**DIRECTIVE**
Extract every entry word for word. Skip the pictures.

**SUPPLIED DATA**
- - - - - - -

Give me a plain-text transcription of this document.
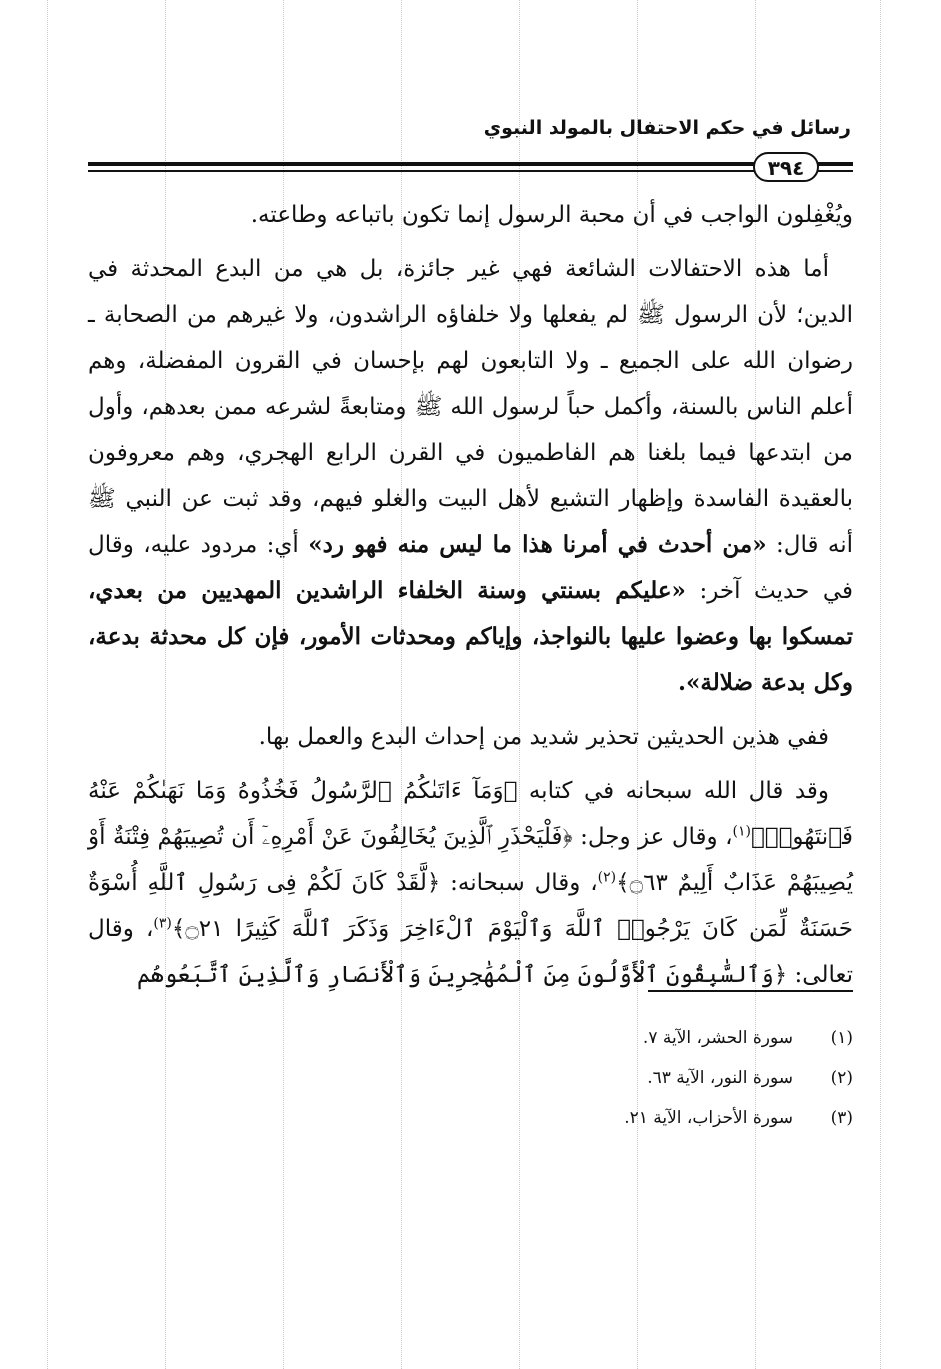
رسائل في حكم الاحتفال بالمولد النبوي
٣٩٤

ويُغْفِلون الواجب في أن محبة الرسول إنما تكون باتباعه وطاعته.

أما هذه الاحتفالات الشائعة فهي غير جائزة، بل هي من البدع المحدثة في الدين؛ لأن الرسول ﷺ لم يفعلها ولا خلفاؤه الراشدون، ولا غيرهم من الصحابة ـ رضوان الله على الجميع ـ ولا التابعون لهم بإحسان في القرون المفضلة، وهم أعلم الناس بالسنة، وأكمل حباً لرسول الله ﷺ ومتابعةً لشرعه ممن بعدهم، وأول من ابتدعها فيما بلغنا هم الفاطميون في القرن الرابع الهجري، وهم معروفون بالعقيدة الفاسدة وإظهار التشيع لأهل البيت والغلو فيهم، وقد ثبت عن النبي ﷺ أنه قال: «من أحدث في أمرنا هذا ما ليس منه فهو رد» أي: مردود عليه، وقال في حديث آخر: «عليكم بسنتي وسنة الخلفاء الراشدين المهديين من بعدي، تمسكوا بها وعضوا عليها بالنواجذ، وإياكم ومحدثات الأمور، فإن كل محدثة بدعة، وكل بدعة ضلالة».

ففي هذين الحديثين تحذير شديد من إحداث البدع والعمل بها.

وقد قال الله سبحانه في كتابه ﴿وَمَآ ءَاتَىٰكُمُ ٱلرَّسُولُ فَخُذُوهُ وَمَا نَهَىٰكُمْ عَنْهُ فَٱنتَهُوا۟﴾$^{(١)}$، وقال عز وجل: ﴿فَلْيَحْذَرِ ٱلَّذِينَ يُخَالِفُونَ عَنْ أَمْرِهِۦٓ أَن تُصِيبَهُمْ فِتْنَةٌ أَوْ يُصِيبَهُمْ عَذَابٌ أَلِيمٌ ۝٦٣﴾$^{(٢)}$، وقال سبحانه: ﴿لَّقَدْ كَانَ لَكُمْ فِى رَسُولِ ٱللَّهِ أُسْوَةٌ حَسَنَةٌ لِّمَن كَانَ يَرْجُوا۟ ٱللَّهَ وَٱلْيَوْمَ ٱلْءَاخِرَ وَذَكَرَ ٱللَّهَ كَثِيرًا ۝٢١﴾$^{(٣)}$، وقال تعالى: ﴿وَٱلسَّٰبِقُونَ ٱلْأَوَّلُونَ مِنَ ٱلْمُهَٰجِرِينَ وَٱلْأَنصَارِ وَٱلَّذِينَ ٱتَّبَعُوهُم

(١)
سورة الحشر، الآية ٧.
(٢)
سورة النور، الآية ٦٣.
(٣)
سورة الأحزاب، الآية ٢١.
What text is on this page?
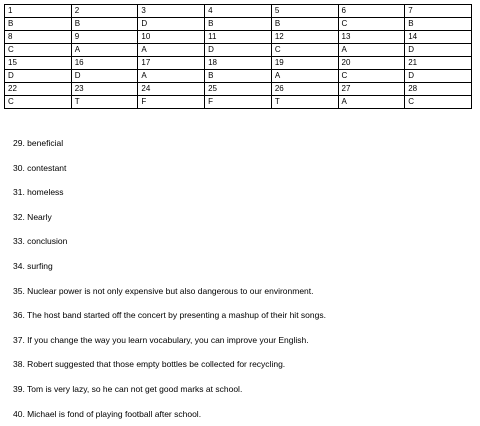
1	2	3	4	5	6	7
B	B	D	B	B	C	B
8	9	10	11	12	13	14
C	A	A	D	C	A	D
15	16	17	18	19	20	21
D	D	A	B	A	C	D
22	23	24	25	26	27	28
C	T	F	F	T	A	C
29. beneficial
30. contestant
31. homeless
32. Nearly
33. conclusion
34. surfing
35. Nuclear power is not only expensive but also dangerous to our environment.
36. The host band started off the concert by presenting a mashup of their hit songs.
37. If you change the way you learn vocabulary, you can improve your English.
38. Robert suggested that those empty bottles be collected for recycling.
39. Tom is very lazy, so he can not get good marks at school.
40. Michael is fond of playing football after school.
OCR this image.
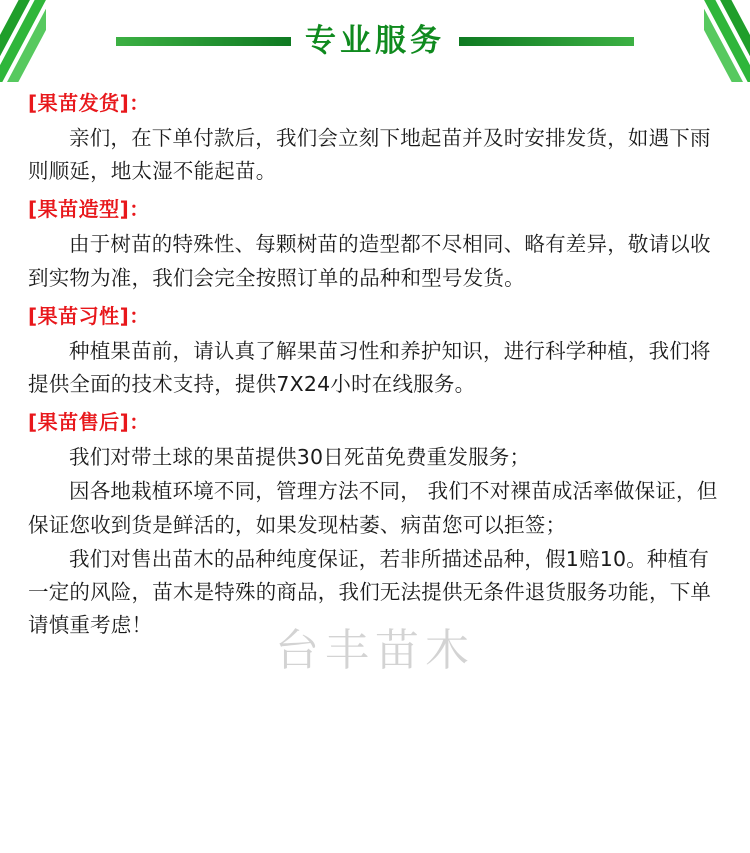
专业服务
[果苗发货]：

亲们，在下单付款后，我们会立刻下地起苗并及时安排发货，如遇下雨则顺延，地太湿不能起苗。

[果苗造型]：

由于树苗的特殊性、每颗树苗的造型都不尽相同、略有差异，敬请以收到实物为准，我们会完全按照订单的品种和型号发货。

[果苗习性]：

种植果苗前，请认真了解果苗习性和养护知识，进行科学种植，我们将提供全面的技术支持，提供7X24小时在线服务。

[果苗售后]：

我们对带土球的果苗提供30日死苗免费重发服务；

因各地栽植环境不同，管理方法不同， 我们不对裸苗成活率做保证，但保证您收到货是鲜活的，如果发现枯萎、病苗您可以拒签；

我们对售出苗木的品种纯度保证，若非所描述品种，假1赔10。种植有一定的风险，苗木是特殊的商品，我们无法提供无条件退货服务功能，下单请慎重考虑！	台丰苗木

- - - - - - -

**WORKED SOLUTION**
Give me a plain-text transcription of this document.
رسائل في حكم الاحتفال بالمولد النبوي
٣٩٤

ويُغْفِلون الواجب في أن محبة الرسول إنما تكون باتباعه وطاعته.

أما هذه الاحتفالات الشائعة فهي غير جائزة، بل هي من البدع المحدثة في الدين؛ لأن الرسول ﷺ لم يفعلها ولا خلفاؤه الراشدون، ولا غيرهم من الصحابة ـ رضوان الله على الجميع ـ ولا التابعون لهم بإحسان في القرون المفضلة، وهم أعلم الناس بالسنة، وأكمل حباً لرسول الله ﷺ ومتابعةً لشرعه ممن بعدهم، وأول من ابتدعها فيما بلغنا هم الفاطميون في القرن الرابع الهجري، وهم معروفون بالعقيدة الفاسدة وإظهار التشيع لأهل البيت والغلو فيهم، وقد ثبت عن النبي ﷺ أنه قال: «من أحدث في أمرنا هذا ما ليس منه فهو رد» أي: مردود عليه، وقال في حديث آخر: «عليكم بسنتي وسنة الخلفاء الراشدين المهديين من بعدي، تمسكوا بها وعضوا عليها بالنواجذ، وإياكم ومحدثات الأمور، فإن كل محدثة بدعة، وكل بدعة ضلالة».

ففي هذين الحديثين تحذير شديد من إحداث البدع والعمل بها.

وقد قال الله سبحانه في كتابه ﴿وَمَآ ءَاتَىٰكُمُ ٱلرَّسُولُ فَخُذُوهُ وَمَا نَهَىٰكُمْ عَنْهُ فَٱنتَهُوا۟﴾$^{(١)}$، وقال عز وجل: ﴿فَلْيَحْذَرِ ٱلَّذِينَ يُخَالِفُونَ عَنْ أَمْرِهِۦٓ أَن تُصِيبَهُمْ فِتْنَةٌ أَوْ يُصِيبَهُمْ عَذَابٌ أَلِيمٌ ۝٦٣﴾$^{(٢)}$، وقال سبحانه: ﴿لَّقَدْ كَانَ لَكُمْ فِى رَسُولِ ٱللَّهِ أُسْوَةٌ حَسَنَةٌ لِّمَن كَانَ يَرْجُوا۟ ٱللَّهَ وَٱلْيَوْمَ ٱلْءَاخِرَ وَذَكَرَ ٱللَّهَ كَثِيرًا ۝٢١﴾$^{(٣)}$، وقال تعالى: ﴿وَٱلسَّٰبِقُونَ ٱلْأَوَّلُونَ مِنَ ٱلْمُهَٰجِرِينَ وَٱلْأَنصَارِ وَٱلَّذِينَ ٱتَّبَعُوهُم

(١)
سورة الحشر، الآية ٧.
(٢)
سورة النور، الآية ٦٣.
(٣)
سورة الأحزاب، الآية ٢١.
What text is on this page?
1	2	3	4	5	6	7
B	B	D	B	B	C	B
8	9	10	11	12	13	14
C	A	A	D	C	A	D
15	16	17	18	19	20	21
D	D	A	B	A	C	D
22	23	24	25	26	27	28
C	T	F	F	T	A	C
29. beneficial
30. contestant
31. homeless
32. Nearly
33. conclusion
34. surfing
35. Nuclear power is not only expensive but also dangerous to our environment.
36. The host band started off the concert by presenting a mashup of their hit songs.
37. If you change the way you learn vocabulary, you can improve your English.
38. Robert suggested that those empty bottles be collected for recycling.
39. Tom is very lazy, so he can not get good marks at school.
40. Michael is fond of playing football after school.
OCR this image.
专业服务
[果苗发货]：

亲们，在下单付款后，我们会立刻下地起苗并及时安排发货，如遇下雨则顺延，地太湿不能起苗。

[果苗造型]：

由于树苗的特殊性、每颗树苗的造型都不尽相同、略有差异，敬请以收到实物为准，我们会完全按照订单的品种和型号发货。

[果苗习性]：

种植果苗前，请认真了解果苗习性和养护知识，进行科学种植，我们将提供全面的技术支持，提供7X24小时在线服务。

[果苗售后]：

我们对带土球的果苗提供30日死苗免费重发服务；

因各地栽植环境不同，管理方法不同， 我们不对裸苗成活率做保证，但保证您收到货是鲜活的，如果发现枯萎、病苗您可以拒签；

我们对售出苗木的品种纯度保证，若非所描述品种，假1赔10。种植有一定的风险，苗木是特殊的商品，我们无法提供无条件退货服务功能，下单请慎重考虑！	台丰苗木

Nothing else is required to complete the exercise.